What you have to do
Exactly reproduce each line of the listing that follows.

Stored records:
--------------------------------------------------

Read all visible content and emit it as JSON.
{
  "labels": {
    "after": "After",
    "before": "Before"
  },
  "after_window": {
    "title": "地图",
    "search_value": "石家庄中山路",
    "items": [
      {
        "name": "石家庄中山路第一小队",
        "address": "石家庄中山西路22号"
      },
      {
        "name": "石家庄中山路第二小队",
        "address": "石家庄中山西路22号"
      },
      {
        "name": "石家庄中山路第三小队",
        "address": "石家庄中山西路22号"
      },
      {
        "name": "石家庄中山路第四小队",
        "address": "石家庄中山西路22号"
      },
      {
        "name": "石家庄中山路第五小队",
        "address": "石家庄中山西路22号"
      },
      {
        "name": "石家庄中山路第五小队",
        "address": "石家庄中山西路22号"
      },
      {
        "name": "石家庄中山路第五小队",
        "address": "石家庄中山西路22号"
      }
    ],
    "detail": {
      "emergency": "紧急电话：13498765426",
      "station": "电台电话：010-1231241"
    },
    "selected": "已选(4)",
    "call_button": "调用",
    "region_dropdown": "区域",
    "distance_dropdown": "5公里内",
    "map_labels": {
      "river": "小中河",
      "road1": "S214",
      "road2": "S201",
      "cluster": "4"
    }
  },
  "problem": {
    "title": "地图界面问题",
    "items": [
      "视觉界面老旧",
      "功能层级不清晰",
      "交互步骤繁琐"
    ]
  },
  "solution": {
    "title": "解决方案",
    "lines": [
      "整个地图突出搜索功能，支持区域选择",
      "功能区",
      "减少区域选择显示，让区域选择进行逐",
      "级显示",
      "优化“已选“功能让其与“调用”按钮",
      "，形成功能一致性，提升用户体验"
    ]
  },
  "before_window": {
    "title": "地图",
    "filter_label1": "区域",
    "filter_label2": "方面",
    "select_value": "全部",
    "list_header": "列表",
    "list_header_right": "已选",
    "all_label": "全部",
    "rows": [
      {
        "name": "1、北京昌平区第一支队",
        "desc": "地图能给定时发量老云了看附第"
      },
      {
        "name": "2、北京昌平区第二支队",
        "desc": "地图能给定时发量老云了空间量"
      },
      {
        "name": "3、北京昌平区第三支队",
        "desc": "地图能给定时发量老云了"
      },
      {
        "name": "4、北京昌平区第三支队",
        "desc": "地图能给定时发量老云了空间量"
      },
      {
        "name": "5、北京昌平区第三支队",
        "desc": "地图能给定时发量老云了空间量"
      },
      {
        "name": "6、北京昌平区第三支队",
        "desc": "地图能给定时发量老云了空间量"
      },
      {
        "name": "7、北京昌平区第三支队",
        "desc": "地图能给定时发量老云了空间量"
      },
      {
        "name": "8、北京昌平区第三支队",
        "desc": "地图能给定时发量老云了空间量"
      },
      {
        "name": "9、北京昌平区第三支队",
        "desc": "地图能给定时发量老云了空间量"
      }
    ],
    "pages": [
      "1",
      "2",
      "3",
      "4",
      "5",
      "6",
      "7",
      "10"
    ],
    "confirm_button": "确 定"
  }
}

--------------------------------------------------

Result of the task
Read all visible content and emit it as JSON.
{
  "labels": {
    "after": "After",
    "before": "Before"
  },
  "after_window": {
    "title": "地图",
    "search_value": "石家庄中山路",
    "items": [
      {
        "name": "石家庄中山路第一小队",
        "address": "石家庄中山西路22号"
      },
      {
        "name": "石家庄中山路第二小队",
        "address": "石家庄中山西路22号"
      },
      {
        "name": "石家庄中山路第三小队",
        "address": "石家庄中山西路22号"
      },
      {
        "name": "石家庄中山路第四小队",
        "address": "石家庄中山西路22号"
      },
      {
        "name": "石家庄中山路第五小队",
        "address": "石家庄中山西路22号"
      },
      {
        "name": "石家庄中山路第五小队",
        "address": "石家庄中山西路22号"
      },
      {
        "name": "石家庄中山路第五小队",
        "address": "石家庄中山西路22号"
      }
    ],
    "detail": {
      "emergency": "紧急电话：13498765426",
      "station": "电台电话：010-1231241"
    },
    "selected": "已选(4)",
    "call_button": "调用",
    "region_dropdown": "区域",
    "distance_dropdown": "5公里内",
    "map_labels": {
      "river": "小中河",
      "road1": "S214",
      "road2": "S201",
      "cluster": "4"
    }
  },
  "problem": {
    "title": "地图界面问题",
    "items": [
      "视觉界面老旧",
      "功能层级不清晰",
      "交互步骤繁琐"
    ]
  },
  "solution": {
    "title": "解决方案",
    "lines": [
      "整个地图突出搜索功能，支持区域选择",
      "功能区",
      "减少区域选择显示，让区域选择进行逐",
      "级显示",
      "优化“已选“功能让其与“调用”按钮",
      "，形成功能一致性，提升用户体验"
    ]
  },
  "before_window": {
    "title": "地图",
    "filter_label1": "区域",
    "filter_label2": "方面",
    "select_value": "全部",
    "list_header": "列表",
    "list_header_right": "已选",
    "all_label": "全部",
    "rows": [
      {
        "name": "1、北京昌平区第一支队",
        "desc": "地图能给定时发量老云了看附第"
      },
      {
        "name": "2、北京昌平区第二支队",
        "desc": "地图能给定时发量老云了空间量"
      },
      {
        "name": "3、北京昌平区第三支队",
        "desc": "地图能给定时发量老云了"
      },
      {
        "name": "4、北京昌平区第三支队",
        "desc": "地图能给定时发量老云了空间量"
      },
      {
        "name": "5、北京昌平区第三支队",
        "desc": "地图能给定时发量老云了空间量"
      },
      {
        "name": "6、北京昌平区第三支队",
        "desc": "地图能给定时发量老云了空间量"
      },
      {
        "name": "7、北京昌平区第三支队",
        "desc": "地图能给定时发量老云了空间量"
      },
      {
        "name": "8、北京昌平区第三支队",
        "desc": "地图能给定时发量老云了空间量"
      },
      {
        "name": "9、北京昌平区第三支队",
        "desc": "地图能给定时发量老云了空间量"
      }
    ],
    "pages": [
      "1",
      "2",
      "3",
      "4",
      "5",
      "6",
      "7",
      "10"
    ],
    "confirm_button": "确 定"
  }
}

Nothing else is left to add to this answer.